(Input for this task begins)

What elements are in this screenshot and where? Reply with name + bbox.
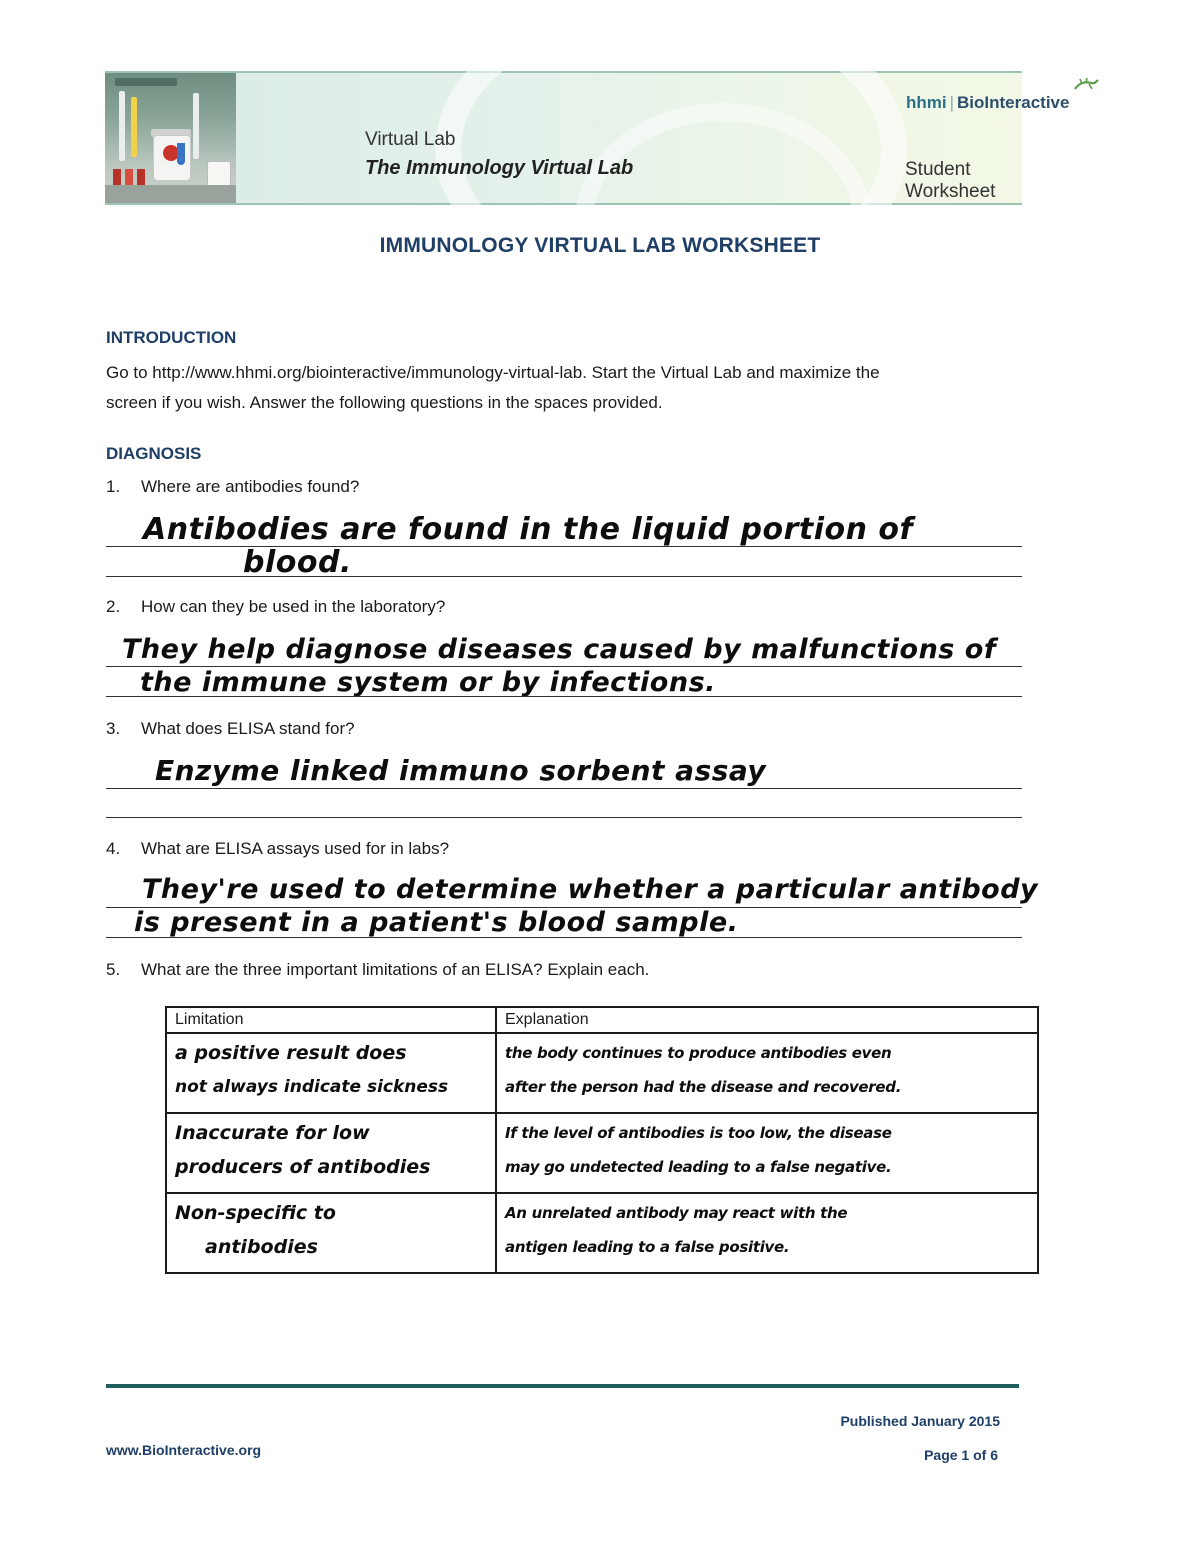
answer-4-line-1: They're used to determine whether a particular antibody bbox=[142, 874, 1039, 905]
intro-heading: INTRODUCTION bbox=[106, 328, 237, 347]
cell-line: after the person had the disease and recovered. bbox=[505, 1078, 902, 1096]
lizard-logo-icon bbox=[1073, 77, 1099, 93]
header-line2: The Immunology Virtual Lab bbox=[365, 157, 634, 179]
question-number: 4. bbox=[106, 839, 121, 858]
answer-2-line-2: the immune system or by infections. bbox=[140, 667, 716, 698]
student-worksheet-label: Student Worksheet bbox=[905, 159, 996, 202]
brand-name: BioInteractive bbox=[957, 93, 1070, 112]
header-limitation: Limitation bbox=[166, 1007, 496, 1033]
footer-divider bbox=[106, 1384, 1019, 1388]
question-2 bbox=[106, 597, 445, 617]
table-row bbox=[166, 1113, 1038, 1193]
answer-line bbox=[106, 937, 1022, 938]
page-number: Page 1 of 6 bbox=[924, 1447, 998, 1463]
site-link[interactable]: www.BioInteractive.org bbox=[106, 1442, 262, 1458]
answer-1-line-1: Antibodies are found in the liquid portion of bbox=[143, 512, 914, 547]
cell-line: may go undetected leading to a false negative. bbox=[505, 1158, 892, 1176]
cell-line: antibodies bbox=[205, 1236, 318, 1258]
decorative-swirl bbox=[575, 103, 871, 339]
question-text: What are the three important limitations of an ELISA? Explain each. bbox=[141, 960, 650, 979]
question-text: How can they be used in the laboratory? bbox=[141, 597, 446, 616]
answer-line bbox=[106, 696, 1022, 697]
cell-line: producers of antibodies bbox=[175, 1156, 431, 1178]
published-date: Published January 2015 bbox=[840, 1413, 1000, 1429]
question-text: Where are antibodies found? bbox=[141, 477, 360, 496]
limitation-cell bbox=[166, 1113, 496, 1193]
answer-line bbox=[106, 817, 1022, 818]
intro-line: screen if you wish. Answer the following questions in the spaces provided. bbox=[106, 393, 663, 412]
cell-line: antigen leading to a false positive. bbox=[505, 1238, 790, 1256]
question-4 bbox=[106, 839, 449, 859]
limitation-cell bbox=[166, 1033, 496, 1113]
question-3 bbox=[106, 719, 355, 739]
question-text: What does ELISA stand for? bbox=[141, 719, 355, 738]
table-row bbox=[166, 1193, 1038, 1273]
question-number: 5. bbox=[106, 960, 121, 979]
limitation-cell bbox=[166, 1193, 496, 1273]
explanation-cell bbox=[496, 1033, 1038, 1113]
question-text: What are ELISA assays used for in labs? bbox=[141, 839, 450, 858]
page-title: IMMUNOLOGY VIRTUAL LAB WORKSHEET bbox=[379, 234, 821, 257]
question-5 bbox=[106, 960, 649, 980]
answer-line bbox=[106, 788, 1022, 789]
cell-line: Inaccurate for low bbox=[175, 1122, 370, 1144]
answer-4-line-2: is present in a patient's blood sample. bbox=[134, 907, 739, 938]
header-explanation: Explanation bbox=[496, 1007, 1038, 1033]
cell-line: not always indicate sickness bbox=[175, 1077, 449, 1097]
header-line1: Virtual Lab bbox=[365, 129, 456, 150]
table-header-row bbox=[166, 1007, 1038, 1033]
answer-2-line-1: They help diagnose diseases caused by malfunctions of bbox=[122, 634, 997, 665]
explanation-cell bbox=[496, 1113, 1038, 1193]
question-number: 3. bbox=[106, 719, 121, 738]
answer-line bbox=[106, 576, 1022, 577]
question-1 bbox=[106, 477, 359, 497]
cell-line: If the level of antibodies is too low, the disease bbox=[505, 1124, 892, 1142]
intro-text bbox=[106, 358, 1066, 418]
brand-logo: hhmi | BioInteractive bbox=[906, 93, 1070, 112]
header-banner bbox=[105, 71, 1070, 205]
question-number: 1. bbox=[106, 477, 121, 496]
cell-line: Non-specific to bbox=[175, 1202, 336, 1224]
diagnosis-heading: DIAGNOSIS bbox=[106, 444, 202, 463]
cell-line: the body continues to produce antibodies even bbox=[505, 1044, 892, 1062]
cell-line: a positive result does bbox=[175, 1042, 407, 1064]
question-number: 2. bbox=[106, 597, 121, 616]
brand-hhmi: hhmi bbox=[906, 93, 947, 112]
limitations-table bbox=[165, 1006, 1039, 1274]
intro-line: Go to http://www.hhmi.org/biointeractive/immunology-virtual-lab. Start the Virtual Lab and maximize the bbox=[106, 363, 880, 382]
cell-line: An unrelated antibody may react with the bbox=[505, 1204, 848, 1222]
answer-3-line-1: Enzyme linked immuno sorbent assay bbox=[155, 754, 767, 787]
answer-1-line-2: blood. bbox=[243, 545, 352, 580]
explanation-cell bbox=[496, 1193, 1038, 1273]
table-row bbox=[166, 1033, 1038, 1113]
lab-equipment-photo bbox=[105, 73, 236, 203]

(Input for this task ends)

Could you copy every line from the records that has "does" in it?

Answer to the problem:
question-text: What does ELISA stand for? bbox=[141, 719, 355, 738]
cell-line: a positive result does bbox=[175, 1042, 407, 1064]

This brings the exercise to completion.